- **PROVIDED RECORDS**
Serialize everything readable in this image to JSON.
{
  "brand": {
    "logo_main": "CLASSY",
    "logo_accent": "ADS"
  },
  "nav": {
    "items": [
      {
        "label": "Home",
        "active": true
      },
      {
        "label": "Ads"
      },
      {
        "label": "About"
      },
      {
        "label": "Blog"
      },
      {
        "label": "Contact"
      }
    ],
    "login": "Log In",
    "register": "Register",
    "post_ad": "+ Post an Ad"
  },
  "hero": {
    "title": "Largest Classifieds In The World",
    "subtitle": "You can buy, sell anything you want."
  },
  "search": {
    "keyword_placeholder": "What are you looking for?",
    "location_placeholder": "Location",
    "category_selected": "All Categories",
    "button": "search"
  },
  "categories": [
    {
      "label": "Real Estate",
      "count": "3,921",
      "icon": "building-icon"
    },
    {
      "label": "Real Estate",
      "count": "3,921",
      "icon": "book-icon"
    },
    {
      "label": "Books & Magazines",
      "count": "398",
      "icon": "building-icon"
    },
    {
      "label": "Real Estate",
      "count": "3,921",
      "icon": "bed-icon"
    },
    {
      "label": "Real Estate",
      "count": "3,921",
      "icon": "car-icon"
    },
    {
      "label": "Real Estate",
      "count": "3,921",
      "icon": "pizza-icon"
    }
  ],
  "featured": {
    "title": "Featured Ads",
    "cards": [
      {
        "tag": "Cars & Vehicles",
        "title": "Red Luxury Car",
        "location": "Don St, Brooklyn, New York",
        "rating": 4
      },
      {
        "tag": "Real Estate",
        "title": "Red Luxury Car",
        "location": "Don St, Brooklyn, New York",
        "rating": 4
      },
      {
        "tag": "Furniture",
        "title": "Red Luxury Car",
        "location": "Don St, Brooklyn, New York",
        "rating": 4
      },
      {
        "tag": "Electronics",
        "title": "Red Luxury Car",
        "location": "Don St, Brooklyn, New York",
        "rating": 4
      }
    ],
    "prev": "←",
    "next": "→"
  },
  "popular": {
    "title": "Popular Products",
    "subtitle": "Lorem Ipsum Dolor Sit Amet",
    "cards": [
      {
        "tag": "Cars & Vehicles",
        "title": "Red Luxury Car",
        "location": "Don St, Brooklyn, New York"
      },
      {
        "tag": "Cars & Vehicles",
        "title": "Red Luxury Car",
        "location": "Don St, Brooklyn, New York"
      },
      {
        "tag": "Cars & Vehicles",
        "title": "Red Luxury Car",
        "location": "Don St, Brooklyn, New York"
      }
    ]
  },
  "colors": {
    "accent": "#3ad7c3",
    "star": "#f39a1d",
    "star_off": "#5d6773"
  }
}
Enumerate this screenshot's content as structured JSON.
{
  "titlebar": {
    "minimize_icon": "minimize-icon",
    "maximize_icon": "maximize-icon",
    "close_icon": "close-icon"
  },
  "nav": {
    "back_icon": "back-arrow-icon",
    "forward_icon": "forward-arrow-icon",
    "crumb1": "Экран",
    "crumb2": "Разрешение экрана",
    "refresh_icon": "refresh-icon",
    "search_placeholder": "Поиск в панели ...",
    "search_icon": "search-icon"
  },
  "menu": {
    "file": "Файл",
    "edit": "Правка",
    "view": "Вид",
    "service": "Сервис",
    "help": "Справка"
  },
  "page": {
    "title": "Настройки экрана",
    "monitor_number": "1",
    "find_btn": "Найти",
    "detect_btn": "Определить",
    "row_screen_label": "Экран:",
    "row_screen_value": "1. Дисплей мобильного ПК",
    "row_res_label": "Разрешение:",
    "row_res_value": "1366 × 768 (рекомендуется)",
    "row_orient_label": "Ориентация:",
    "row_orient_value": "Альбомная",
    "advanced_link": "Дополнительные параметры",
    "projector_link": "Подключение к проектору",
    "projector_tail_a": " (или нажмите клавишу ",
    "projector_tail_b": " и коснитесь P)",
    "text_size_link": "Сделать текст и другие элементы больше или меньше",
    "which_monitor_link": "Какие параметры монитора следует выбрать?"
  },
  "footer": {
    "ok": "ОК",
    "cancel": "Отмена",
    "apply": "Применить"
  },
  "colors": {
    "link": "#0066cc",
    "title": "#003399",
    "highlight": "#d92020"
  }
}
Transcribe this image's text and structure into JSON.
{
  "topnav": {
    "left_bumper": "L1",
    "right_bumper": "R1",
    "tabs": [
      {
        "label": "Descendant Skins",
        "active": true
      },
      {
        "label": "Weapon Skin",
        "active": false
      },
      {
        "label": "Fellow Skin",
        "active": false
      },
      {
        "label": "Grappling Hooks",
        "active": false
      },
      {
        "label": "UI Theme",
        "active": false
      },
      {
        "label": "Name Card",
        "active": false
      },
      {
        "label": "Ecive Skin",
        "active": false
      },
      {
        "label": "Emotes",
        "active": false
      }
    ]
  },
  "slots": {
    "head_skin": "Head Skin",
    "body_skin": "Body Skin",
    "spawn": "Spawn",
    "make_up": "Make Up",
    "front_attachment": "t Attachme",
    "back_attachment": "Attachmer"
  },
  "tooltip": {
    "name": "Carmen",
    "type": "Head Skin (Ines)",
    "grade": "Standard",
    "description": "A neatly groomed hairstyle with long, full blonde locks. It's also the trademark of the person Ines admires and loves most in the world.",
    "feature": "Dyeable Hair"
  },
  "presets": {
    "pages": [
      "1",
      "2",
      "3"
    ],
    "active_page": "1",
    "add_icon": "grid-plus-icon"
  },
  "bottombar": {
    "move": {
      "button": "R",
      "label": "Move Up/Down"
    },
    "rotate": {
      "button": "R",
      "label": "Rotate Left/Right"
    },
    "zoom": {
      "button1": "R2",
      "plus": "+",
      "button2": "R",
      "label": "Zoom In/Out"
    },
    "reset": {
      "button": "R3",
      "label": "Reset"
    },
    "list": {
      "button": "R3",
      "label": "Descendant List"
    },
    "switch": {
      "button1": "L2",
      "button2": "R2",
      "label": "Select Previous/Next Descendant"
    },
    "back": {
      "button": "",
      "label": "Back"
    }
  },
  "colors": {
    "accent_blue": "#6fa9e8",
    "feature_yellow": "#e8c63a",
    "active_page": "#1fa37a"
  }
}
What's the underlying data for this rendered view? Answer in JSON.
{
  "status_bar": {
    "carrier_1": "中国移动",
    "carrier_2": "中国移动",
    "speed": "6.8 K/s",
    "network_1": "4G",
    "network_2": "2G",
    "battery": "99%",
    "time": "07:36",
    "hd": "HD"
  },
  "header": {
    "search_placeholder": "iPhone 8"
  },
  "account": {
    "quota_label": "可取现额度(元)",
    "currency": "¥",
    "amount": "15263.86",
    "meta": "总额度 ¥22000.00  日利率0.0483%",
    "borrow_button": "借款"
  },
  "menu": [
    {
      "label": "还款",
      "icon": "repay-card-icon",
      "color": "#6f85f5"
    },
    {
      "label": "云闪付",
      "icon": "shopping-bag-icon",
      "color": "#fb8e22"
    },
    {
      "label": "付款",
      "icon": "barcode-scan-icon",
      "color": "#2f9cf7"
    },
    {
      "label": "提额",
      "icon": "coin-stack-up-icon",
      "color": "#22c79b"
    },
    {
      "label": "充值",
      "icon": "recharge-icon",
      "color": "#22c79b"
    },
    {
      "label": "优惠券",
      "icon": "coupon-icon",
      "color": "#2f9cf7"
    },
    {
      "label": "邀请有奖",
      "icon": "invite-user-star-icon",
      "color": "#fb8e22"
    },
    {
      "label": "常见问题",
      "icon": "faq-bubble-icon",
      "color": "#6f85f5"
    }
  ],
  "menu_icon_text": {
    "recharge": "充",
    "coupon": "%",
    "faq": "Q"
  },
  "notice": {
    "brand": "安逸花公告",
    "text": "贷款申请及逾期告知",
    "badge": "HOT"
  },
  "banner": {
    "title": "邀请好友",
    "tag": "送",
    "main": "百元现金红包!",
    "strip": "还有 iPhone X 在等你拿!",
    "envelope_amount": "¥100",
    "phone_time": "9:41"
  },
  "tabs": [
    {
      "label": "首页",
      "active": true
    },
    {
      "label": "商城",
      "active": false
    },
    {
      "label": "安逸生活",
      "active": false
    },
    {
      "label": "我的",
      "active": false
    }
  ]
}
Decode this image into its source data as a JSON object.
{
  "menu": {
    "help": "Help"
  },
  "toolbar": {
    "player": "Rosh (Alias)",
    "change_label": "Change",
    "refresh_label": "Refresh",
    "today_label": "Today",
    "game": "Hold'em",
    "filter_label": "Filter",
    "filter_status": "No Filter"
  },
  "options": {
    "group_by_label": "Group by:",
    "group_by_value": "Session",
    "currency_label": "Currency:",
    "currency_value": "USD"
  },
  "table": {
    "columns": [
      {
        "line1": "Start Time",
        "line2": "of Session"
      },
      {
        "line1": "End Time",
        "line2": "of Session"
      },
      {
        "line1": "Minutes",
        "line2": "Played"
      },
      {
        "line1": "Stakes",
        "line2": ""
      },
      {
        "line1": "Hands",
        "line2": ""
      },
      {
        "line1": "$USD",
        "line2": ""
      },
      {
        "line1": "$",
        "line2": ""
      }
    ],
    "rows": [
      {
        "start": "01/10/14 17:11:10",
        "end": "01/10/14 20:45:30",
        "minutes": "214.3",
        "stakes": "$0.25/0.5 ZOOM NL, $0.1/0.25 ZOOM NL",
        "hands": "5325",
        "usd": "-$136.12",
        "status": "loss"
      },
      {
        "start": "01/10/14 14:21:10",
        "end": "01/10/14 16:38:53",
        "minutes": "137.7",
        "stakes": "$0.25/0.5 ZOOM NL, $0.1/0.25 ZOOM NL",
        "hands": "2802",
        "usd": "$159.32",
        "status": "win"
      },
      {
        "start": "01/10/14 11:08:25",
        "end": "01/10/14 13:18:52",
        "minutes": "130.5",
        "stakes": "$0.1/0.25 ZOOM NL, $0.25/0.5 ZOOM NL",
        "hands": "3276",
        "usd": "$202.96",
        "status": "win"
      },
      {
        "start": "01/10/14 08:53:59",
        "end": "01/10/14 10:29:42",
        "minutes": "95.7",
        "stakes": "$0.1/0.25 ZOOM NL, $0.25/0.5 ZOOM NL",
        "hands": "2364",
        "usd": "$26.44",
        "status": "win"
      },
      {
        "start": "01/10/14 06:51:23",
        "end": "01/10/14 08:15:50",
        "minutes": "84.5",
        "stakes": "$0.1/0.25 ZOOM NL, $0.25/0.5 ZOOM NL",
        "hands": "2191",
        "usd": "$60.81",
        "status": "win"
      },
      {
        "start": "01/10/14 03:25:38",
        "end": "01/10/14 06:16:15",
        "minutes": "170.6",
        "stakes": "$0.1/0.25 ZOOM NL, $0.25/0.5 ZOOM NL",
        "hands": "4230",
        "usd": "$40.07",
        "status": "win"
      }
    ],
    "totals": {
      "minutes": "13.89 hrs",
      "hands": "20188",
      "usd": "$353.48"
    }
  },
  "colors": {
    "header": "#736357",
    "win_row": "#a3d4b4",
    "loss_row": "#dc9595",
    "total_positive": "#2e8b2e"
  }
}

- **YOUR TASK**
Copy out each line of the entries that holds "into".

- **CORRECT OUTPUT**
Transcribe this image's text and structure into JSON.
Decode this image into its source data as a JSON object.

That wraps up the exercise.